:: TASK PROMPT ::
Transcribe all of the data exactly. Omit the pictures.

:: DATA RECORDS ::
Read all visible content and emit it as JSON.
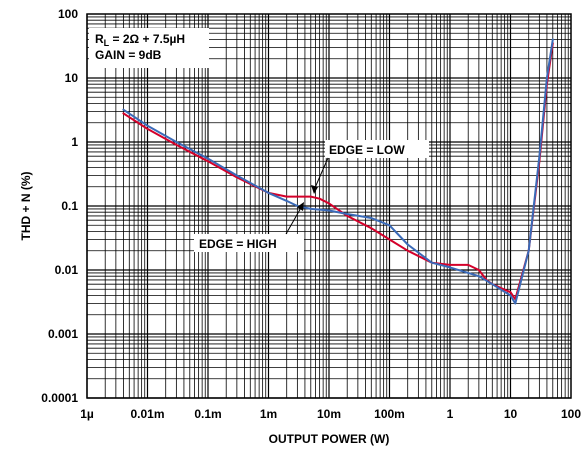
{
  "chart_data": {
    "type": "line",
    "title": "",
    "xlabel": "OUTPUT POWER (W)",
    "ylabel": "THD + N (%)",
    "xscale": "log",
    "yscale": "log",
    "xlim": [
      1e-06,
      100
    ],
    "ylim": [
      0.0001,
      100
    ],
    "grid": true,
    "x_tick_labels": [
      "1µ",
      "0.01m",
      "0.1m",
      "1m",
      "10m",
      "100m",
      "1",
      "10",
      "100"
    ],
    "y_tick_labels": [
      "100",
      "10",
      "1",
      "0.1",
      "0.01",
      "0.001",
      "0.0001"
    ],
    "conditions": {
      "line1_main": "R",
      "line1_sub": "L",
      "line1_rest": " = 2Ω + 7.5µH",
      "line2": "GAIN = 9dB"
    },
    "annotations": {
      "edge_low": "EDGE = LOW",
      "edge_high": "EDGE = HIGH"
    },
    "series": [
      {
        "name": "EDGE = LOW",
        "color": "#d4002a",
        "x": [
          4e-06,
          1e-05,
          3e-05,
          0.0001,
          0.0003,
          0.001,
          0.002,
          0.003,
          0.005,
          0.007,
          0.01,
          0.02,
          0.05,
          0.1,
          0.2,
          0.5,
          1,
          2,
          3,
          4,
          5,
          10,
          12,
          20,
          30,
          40,
          50
        ],
        "y": [
          2.8,
          1.6,
          0.9,
          0.5,
          0.28,
          0.16,
          0.14,
          0.14,
          0.14,
          0.13,
          0.11,
          0.07,
          0.045,
          0.03,
          0.02,
          0.013,
          0.012,
          0.012,
          0.01,
          0.007,
          0.006,
          0.0045,
          0.0035,
          0.02,
          0.5,
          8,
          35
        ]
      },
      {
        "name": "EDGE = HIGH",
        "color": "#3a6ab8",
        "x": [
          4e-06,
          1e-05,
          3e-05,
          0.0001,
          0.0003,
          0.001,
          0.002,
          0.003,
          0.005,
          0.007,
          0.01,
          0.02,
          0.05,
          0.1,
          0.2,
          0.5,
          1,
          2,
          3,
          5,
          10,
          12,
          20,
          30,
          40,
          50
        ],
        "y": [
          3.2,
          1.8,
          1.0,
          0.55,
          0.3,
          0.16,
          0.12,
          0.1,
          0.09,
          0.088,
          0.085,
          0.075,
          0.065,
          0.05,
          0.025,
          0.013,
          0.011,
          0.009,
          0.008,
          0.006,
          0.004,
          0.003,
          0.02,
          0.6,
          10,
          40
        ]
      }
    ]
  }
}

:: WRITTEN SOLUTION ::
Read all visible content and emit it as JSON.
{
  "chart_data": {
    "type": "line",
    "title": "",
    "xlabel": "OUTPUT POWER (W)",
    "ylabel": "THD + N (%)",
    "xscale": "log",
    "yscale": "log",
    "xlim": [
      1e-06,
      100
    ],
    "ylim": [
      0.0001,
      100
    ],
    "grid": true,
    "x_tick_labels": [
      "1µ",
      "0.01m",
      "0.1m",
      "1m",
      "10m",
      "100m",
      "1",
      "10",
      "100"
    ],
    "y_tick_labels": [
      "100",
      "10",
      "1",
      "0.1",
      "0.01",
      "0.001",
      "0.0001"
    ],
    "conditions": {
      "line1_main": "R",
      "line1_sub": "L",
      "line1_rest": " = 2Ω + 7.5µH",
      "line2": "GAIN = 9dB"
    },
    "annotations": {
      "edge_low": "EDGE = LOW",
      "edge_high": "EDGE = HIGH"
    },
    "series": [
      {
        "name": "EDGE = LOW",
        "color": "#d4002a",
        "x": [
          4e-06,
          1e-05,
          3e-05,
          0.0001,
          0.0003,
          0.001,
          0.002,
          0.003,
          0.005,
          0.007,
          0.01,
          0.02,
          0.05,
          0.1,
          0.2,
          0.5,
          1,
          2,
          3,
          4,
          5,
          10,
          12,
          20,
          30,
          40,
          50
        ],
        "y": [
          2.8,
          1.6,
          0.9,
          0.5,
          0.28,
          0.16,
          0.14,
          0.14,
          0.14,
          0.13,
          0.11,
          0.07,
          0.045,
          0.03,
          0.02,
          0.013,
          0.012,
          0.012,
          0.01,
          0.007,
          0.006,
          0.0045,
          0.0035,
          0.02,
          0.5,
          8,
          35
        ]
      },
      {
        "name": "EDGE = HIGH",
        "color": "#3a6ab8",
        "x": [
          4e-06,
          1e-05,
          3e-05,
          0.0001,
          0.0003,
          0.001,
          0.002,
          0.003,
          0.005,
          0.007,
          0.01,
          0.02,
          0.05,
          0.1,
          0.2,
          0.5,
          1,
          2,
          3,
          5,
          10,
          12,
          20,
          30,
          40,
          50
        ],
        "y": [
          3.2,
          1.8,
          1.0,
          0.55,
          0.3,
          0.16,
          0.12,
          0.1,
          0.09,
          0.088,
          0.085,
          0.075,
          0.065,
          0.05,
          0.025,
          0.013,
          0.011,
          0.009,
          0.008,
          0.006,
          0.004,
          0.003,
          0.02,
          0.6,
          10,
          40
        ]
      }
    ]
  }
}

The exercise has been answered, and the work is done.